# EXTRACTED MATERIAL
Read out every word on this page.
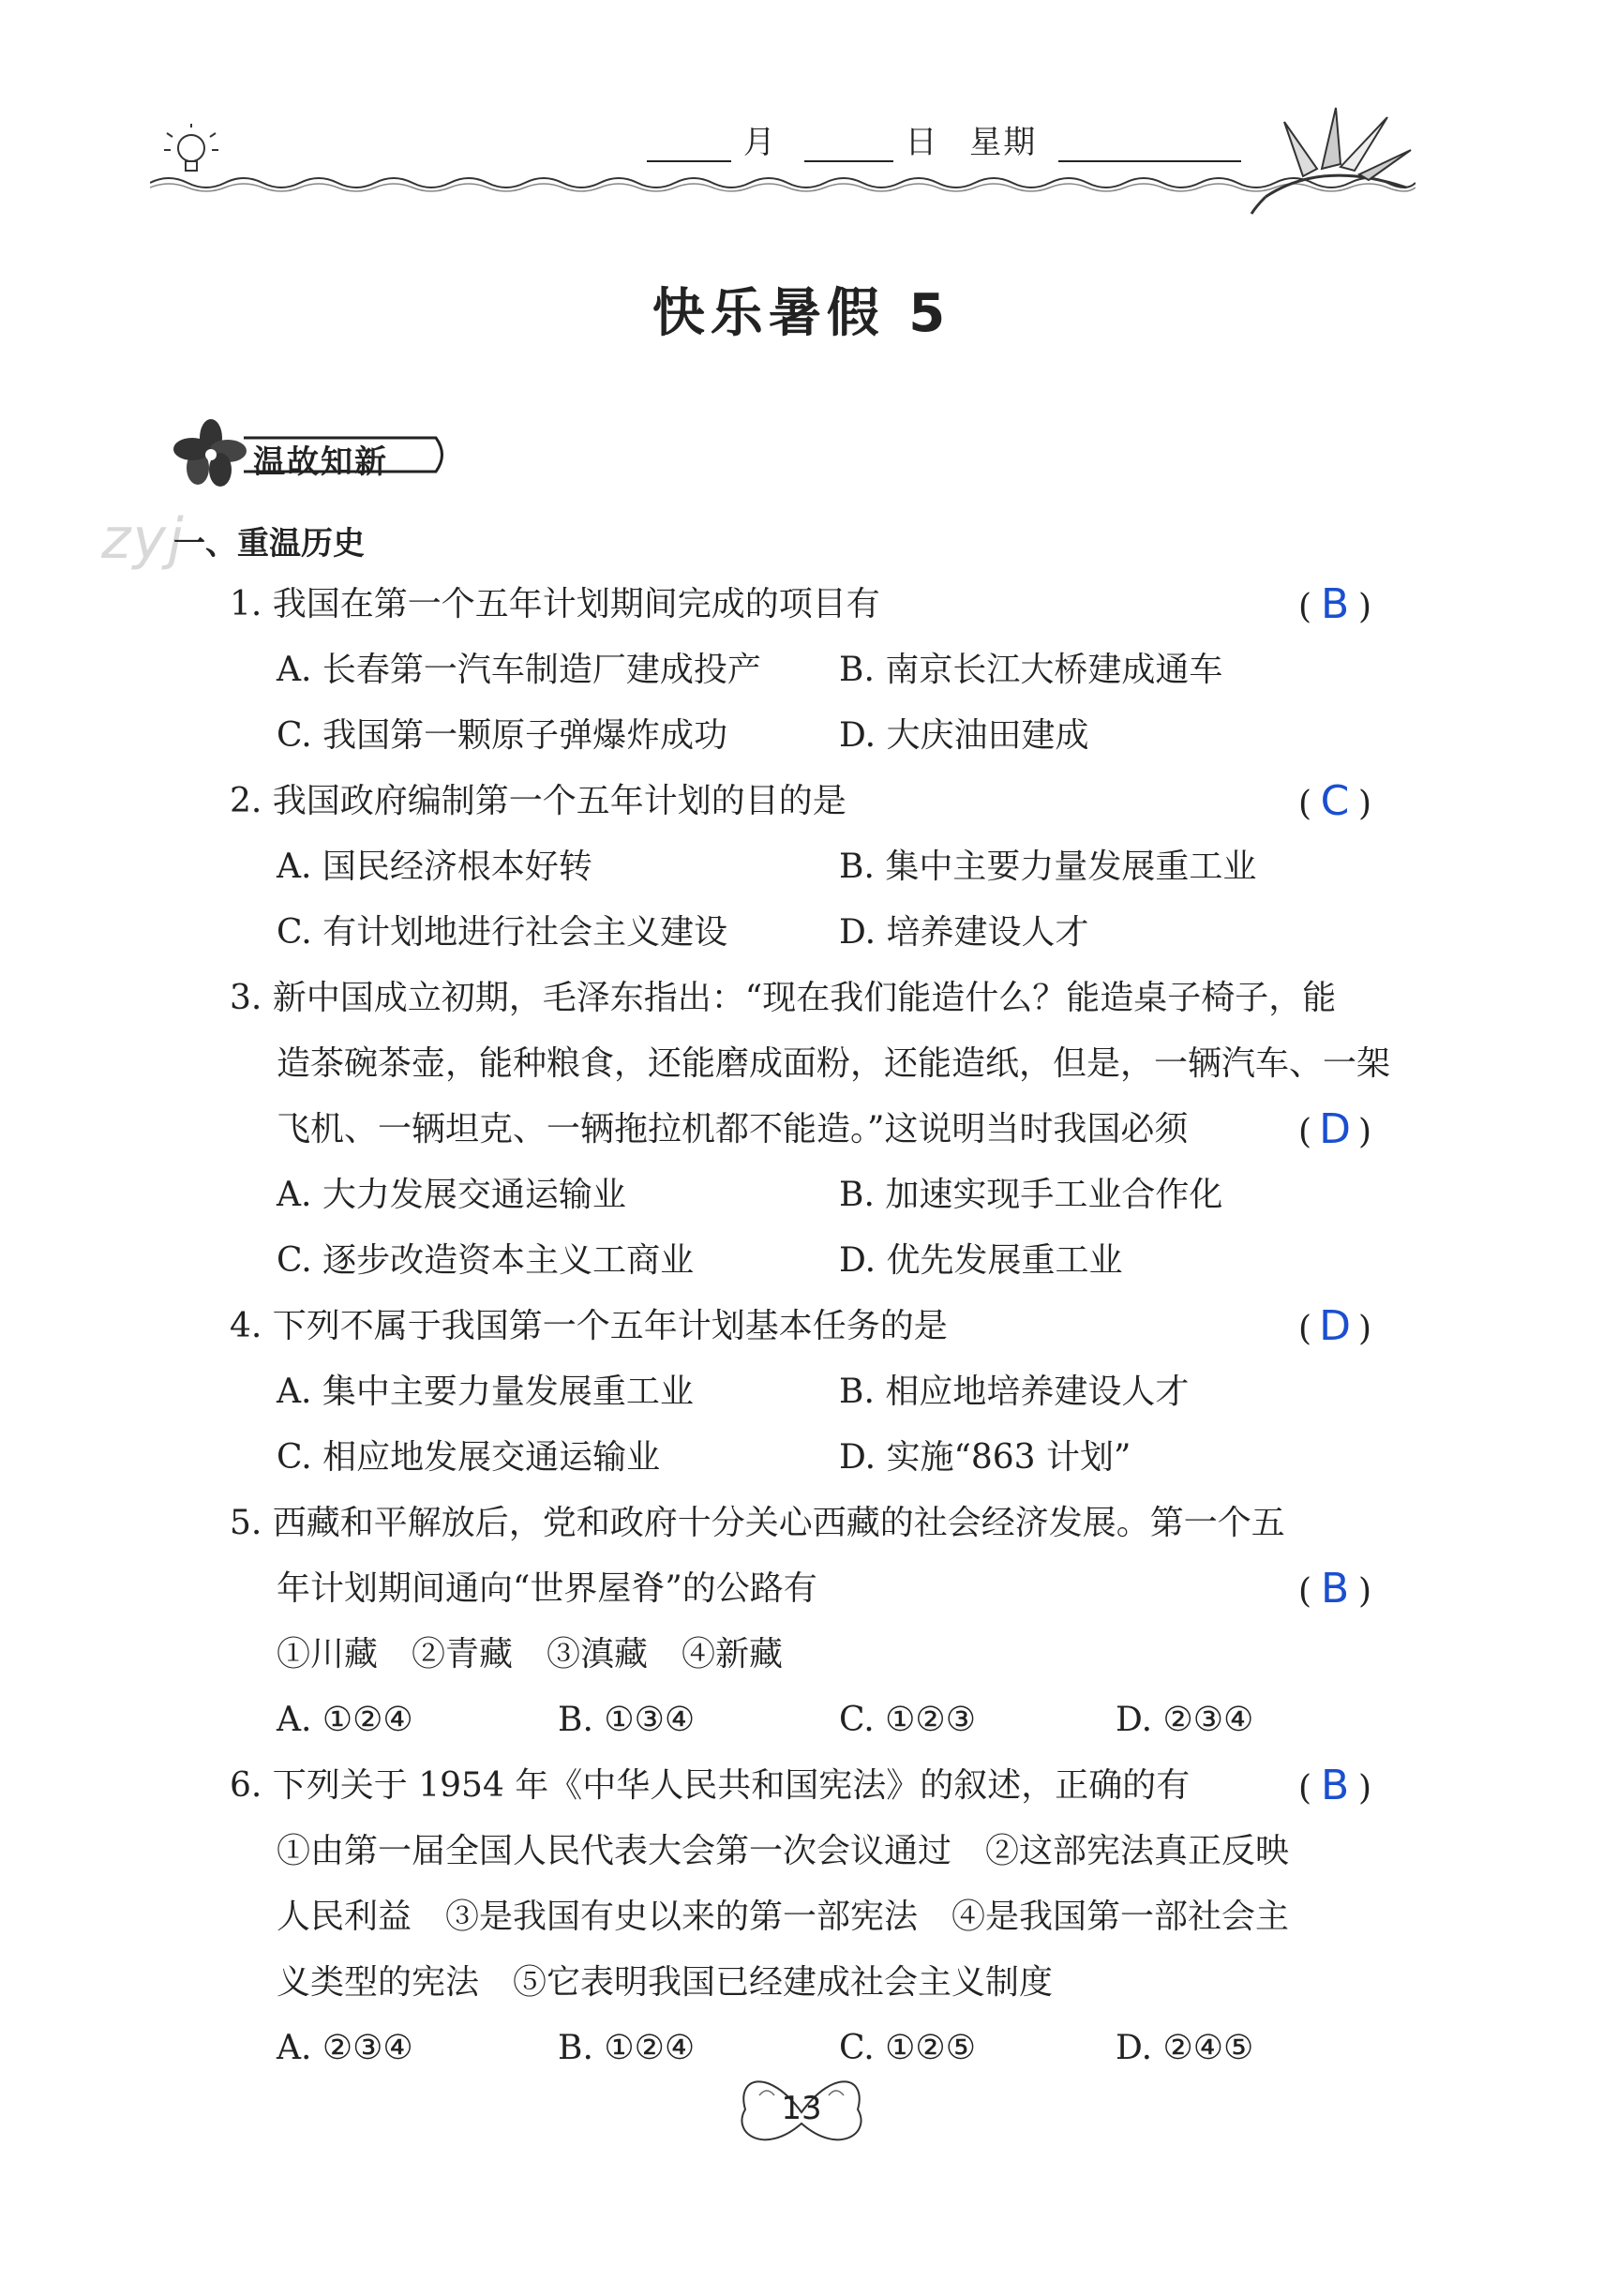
月	日 星期
快乐暑假 5
温故知新
zyj
一、重温历史
1. 我国在第一个五年计划期间完成的项目有	( B )
A. 长春第一汽车制造厂建成投产 B. 南京长江大桥建成通车
C. 我国第一颗原子弹爆炸成功	D. 大庆油田建成
2. 我国政府编制第一个五年计划的目的是	( C )
A. 国民经济根本好转	B. 集中主要力量发展重工业
C. 有计划地进行社会主义建设	D. 培养建设人才
3. 新中国成立初期，毛泽东指出：“现在我们能造什么？能造桌子椅子，能
造茶碗茶壶，能种粮食，还能磨成面粉，还能造纸，但是，一辆汽车、一架
飞机、一辆坦克、一辆拖拉机都不能造。”这说明当时我国必须	( D )
A. 大力发展交通运输业	B. 加速实现手工业合作化
C. 逐步改造资本主义工商业	D. 优先发展重工业
4. 下列不属于我国第一个五年计划基本任务的是	( D )
A. 集中主要力量发展重工业	B. 相应地培养建设人才
C. 相应地发展交通运输业	D. 实施“863 计划”
5. 西藏和平解放后，党和政府十分关心西藏的社会经济发展。第一个五
年计划期间通向“世界屋脊”的公路有	( B )
①川藏　②青藏　③滇藏　④新藏
A. ①②④	B. ①③④	C. ①②③	D. ②③④
6. 下列关于 1954 年《中华人民共和国宪法》的叙述，正确的有	( B )
①由第一届全国人民代表大会第一次会议通过　②这部宪法真正反映
人民利益　③是我国有史以来的第一部宪法　④是我国第一部社会主
义类型的宪法　⑤它表明我国已经建成社会主义制度
A. ②③④	B. ①②④	C. ①②⑤	D. ②④⑤
13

# WHAT TO PRODUCE
Isolate the lines that hold the word "集中主要力量发展重工业" and copy all of them.

# WRITTEN SOLUTION
A. 国民经济根本好转	B. 集中主要力量发展重工业
A. 集中主要力量发展重工业	B. 相应地培养建设人才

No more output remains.